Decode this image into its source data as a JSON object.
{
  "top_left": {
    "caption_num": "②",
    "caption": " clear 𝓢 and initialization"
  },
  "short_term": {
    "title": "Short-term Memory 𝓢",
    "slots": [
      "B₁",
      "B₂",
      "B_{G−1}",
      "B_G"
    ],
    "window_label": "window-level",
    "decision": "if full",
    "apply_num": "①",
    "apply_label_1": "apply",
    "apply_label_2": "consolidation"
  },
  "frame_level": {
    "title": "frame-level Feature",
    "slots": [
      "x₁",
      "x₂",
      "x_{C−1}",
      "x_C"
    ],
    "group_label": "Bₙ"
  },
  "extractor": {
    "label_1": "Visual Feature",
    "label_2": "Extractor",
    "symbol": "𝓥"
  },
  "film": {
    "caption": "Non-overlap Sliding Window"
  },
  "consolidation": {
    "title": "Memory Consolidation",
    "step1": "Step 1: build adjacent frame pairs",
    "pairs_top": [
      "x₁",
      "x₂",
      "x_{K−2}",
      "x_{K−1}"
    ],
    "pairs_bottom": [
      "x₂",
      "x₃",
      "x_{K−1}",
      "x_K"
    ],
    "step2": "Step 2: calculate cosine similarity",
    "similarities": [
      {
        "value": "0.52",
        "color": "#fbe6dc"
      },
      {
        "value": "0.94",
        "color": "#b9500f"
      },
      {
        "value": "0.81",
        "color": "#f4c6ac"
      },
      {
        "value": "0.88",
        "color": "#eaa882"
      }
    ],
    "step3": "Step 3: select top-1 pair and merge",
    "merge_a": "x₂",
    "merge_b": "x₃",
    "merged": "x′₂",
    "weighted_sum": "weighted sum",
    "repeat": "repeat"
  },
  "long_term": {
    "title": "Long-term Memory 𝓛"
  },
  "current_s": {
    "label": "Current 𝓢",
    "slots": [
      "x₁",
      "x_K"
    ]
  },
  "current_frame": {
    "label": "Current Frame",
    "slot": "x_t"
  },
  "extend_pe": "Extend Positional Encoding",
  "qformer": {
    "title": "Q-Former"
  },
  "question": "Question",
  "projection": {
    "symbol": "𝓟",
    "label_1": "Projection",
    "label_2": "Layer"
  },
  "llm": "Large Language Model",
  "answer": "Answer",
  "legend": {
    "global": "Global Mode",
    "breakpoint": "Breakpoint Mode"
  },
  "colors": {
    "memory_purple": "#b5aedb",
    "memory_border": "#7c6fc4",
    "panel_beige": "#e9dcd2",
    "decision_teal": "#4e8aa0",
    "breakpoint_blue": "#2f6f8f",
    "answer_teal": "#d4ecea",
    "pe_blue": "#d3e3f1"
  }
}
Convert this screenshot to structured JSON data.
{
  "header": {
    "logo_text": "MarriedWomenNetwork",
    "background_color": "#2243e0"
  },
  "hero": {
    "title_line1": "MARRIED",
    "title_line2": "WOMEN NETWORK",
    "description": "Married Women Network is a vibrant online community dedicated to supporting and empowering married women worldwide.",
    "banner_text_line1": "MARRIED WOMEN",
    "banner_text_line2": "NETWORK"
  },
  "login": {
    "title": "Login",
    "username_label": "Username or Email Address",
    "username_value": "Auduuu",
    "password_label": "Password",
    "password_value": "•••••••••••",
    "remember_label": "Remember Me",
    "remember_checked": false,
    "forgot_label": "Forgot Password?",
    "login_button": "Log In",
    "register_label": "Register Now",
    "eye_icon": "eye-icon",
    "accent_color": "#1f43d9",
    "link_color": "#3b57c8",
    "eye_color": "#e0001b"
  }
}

> Task description:
Reproduce the entries above exactly.

> Reply:
Decode this image into its source data as a JSON object.
{
  "top_left": {
    "caption_num": "②",
    "caption": " clear 𝓢 and initialization"
  },
  "short_term": {
    "title": "Short-term Memory 𝓢",
    "slots": [
      "B₁",
      "B₂",
      "B_{G−1}",
      "B_G"
    ],
    "window_label": "window-level",
    "decision": "if full",
    "apply_num": "①",
    "apply_label_1": "apply",
    "apply_label_2": "consolidation"
  },
  "frame_level": {
    "title": "frame-level Feature",
    "slots": [
      "x₁",
      "x₂",
      "x_{C−1}",
      "x_C"
    ],
    "group_label": "Bₙ"
  },
  "extractor": {
    "label_1": "Visual Feature",
    "label_2": "Extractor",
    "symbol": "𝓥"
  },
  "film": {
    "caption": "Non-overlap Sliding Window"
  },
  "consolidation": {
    "title": "Memory Consolidation",
    "step1": "Step 1: build adjacent frame pairs",
    "pairs_top": [
      "x₁",
      "x₂",
      "x_{K−2}",
      "x_{K−1}"
    ],
    "pairs_bottom": [
      "x₂",
      "x₃",
      "x_{K−1}",
      "x_K"
    ],
    "step2": "Step 2: calculate cosine similarity",
    "similarities": [
      {
        "value": "0.52",
        "color": "#fbe6dc"
      },
      {
        "value": "0.94",
        "color": "#b9500f"
      },
      {
        "value": "0.81",
        "color": "#f4c6ac"
      },
      {
        "value": "0.88",
        "color": "#eaa882"
      }
    ],
    "step3": "Step 3: select top-1 pair and merge",
    "merge_a": "x₂",
    "merge_b": "x₃",
    "merged": "x′₂",
    "weighted_sum": "weighted sum",
    "repeat": "repeat"
  },
  "long_term": {
    "title": "Long-term Memory 𝓛"
  },
  "current_s": {
    "label": "Current 𝓢",
    "slots": [
      "x₁",
      "x_K"
    ]
  },
  "current_frame": {
    "label": "Current Frame",
    "slot": "x_t"
  },
  "extend_pe": "Extend Positional Encoding",
  "qformer": {
    "title": "Q-Former"
  },
  "question": "Question",
  "projection": {
    "symbol": "𝓟",
    "label_1": "Projection",
    "label_2": "Layer"
  },
  "llm": "Large Language Model",
  "answer": "Answer",
  "legend": {
    "global": "Global Mode",
    "breakpoint": "Breakpoint Mode"
  },
  "colors": {
    "memory_purple": "#b5aedb",
    "memory_border": "#7c6fc4",
    "panel_beige": "#e9dcd2",
    "decision_teal": "#4e8aa0",
    "breakpoint_blue": "#2f6f8f",
    "answer_teal": "#d4ecea",
    "pe_blue": "#d3e3f1"
  }
}
Convert this screenshot to structured JSON data.
{
  "header": {
    "logo_text": "MarriedWomenNetwork",
    "background_color": "#2243e0"
  },
  "hero": {
    "title_line1": "MARRIED",
    "title_line2": "WOMEN NETWORK",
    "description": "Married Women Network is a vibrant online community dedicated to supporting and empowering married women worldwide.",
    "banner_text_line1": "MARRIED WOMEN",
    "banner_text_line2": "NETWORK"
  },
  "login": {
    "title": "Login",
    "username_label": "Username or Email Address",
    "username_value": "Auduuu",
    "password_label": "Password",
    "password_value": "•••••••••••",
    "remember_label": "Remember Me",
    "remember_checked": false,
    "forgot_label": "Forgot Password?",
    "login_button": "Log In",
    "register_label": "Register Now",
    "eye_icon": "eye-icon",
    "accent_color": "#1f43d9",
    "link_color": "#3b57c8",
    "eye_color": "#e0001b"
  }
}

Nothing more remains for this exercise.